**DATASET RECORDS:**

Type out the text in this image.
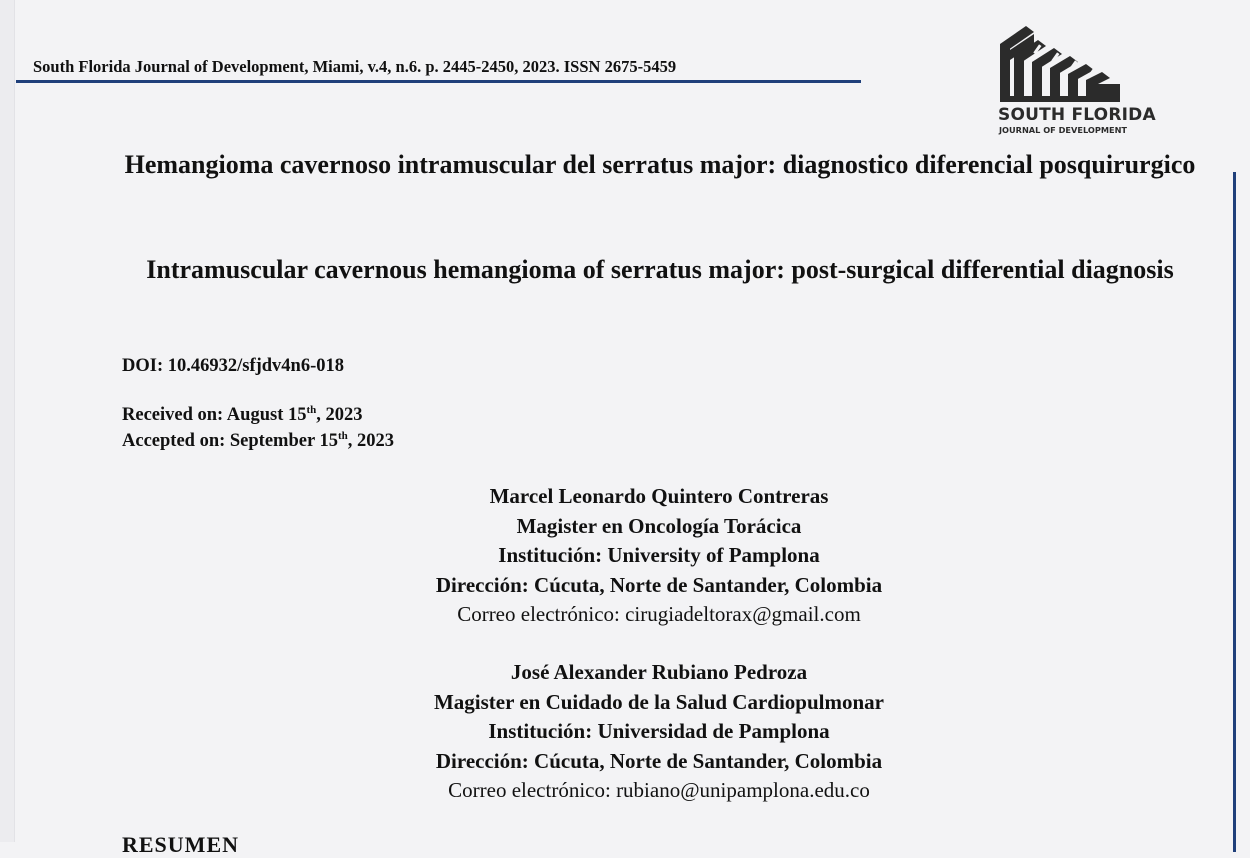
South Florida Journal of Development, Miami, v.4, n.6. p. 2445-2450, 2023. ISSN 2675-5459
SOUTH FLORIDA
JOURNAL OF DEVELOPMENT
Hemangioma cavernoso intramuscular del serratus major: diagnostico diferencial posquirurgico
Intramuscular cavernous hemangioma of serratus major: post-surgical differential diagnosis
DOI: 10.46932/sfjdv4n6-018
Received on: August 15th, 2023
Accepted on: September 15th, 2023
Marcel Leonardo Quintero Contreras
Magister en Oncología Torácica
Institución: University of Pamplona
Dirección: Cúcuta, Norte de Santander, Colombia
Correo electrónico: cirugiadeltorax@gmail.com
José Alexander Rubiano Pedroza
Magister en Cuidado de la Salud Cardiopulmonar
Institución: Universidad de Pamplona
Dirección: Cúcuta, Norte de Santander, Colombia
Correo electrónico: rubiano@unipamplona.edu.co
RESUMEN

**TASK INSTRUCTIONS:** Copy everything in the records above except the pictures, exactly as written.

**EXERCISE RESULT:**
Type out the text in this image.
South Florida Journal of Development, Miami, v.4, n.6. p. 2445-2450, 2023. ISSN 2675-5459
SOUTH FLORIDA
JOURNAL OF DEVELOPMENT
Hemangioma cavernoso intramuscular del serratus major: diagnostico diferencial posquirurgico
Intramuscular cavernous hemangioma of serratus major: post-surgical differential diagnosis
DOI: 10.46932/sfjdv4n6-018
Received on: August 15th, 2023
Accepted on: September 15th, 2023
Marcel Leonardo Quintero Contreras
Magister en Oncología Torácica
Institución: University of Pamplona
Dirección: Cúcuta, Norte de Santander, Colombia
Correo electrónico: cirugiadeltorax@gmail.com
José Alexander Rubiano Pedroza
Magister en Cuidado de la Salud Cardiopulmonar
Institución: Universidad de Pamplona
Dirección: Cúcuta, Norte de Santander, Colombia
Correo electrónico: rubiano@unipamplona.edu.co
RESUMEN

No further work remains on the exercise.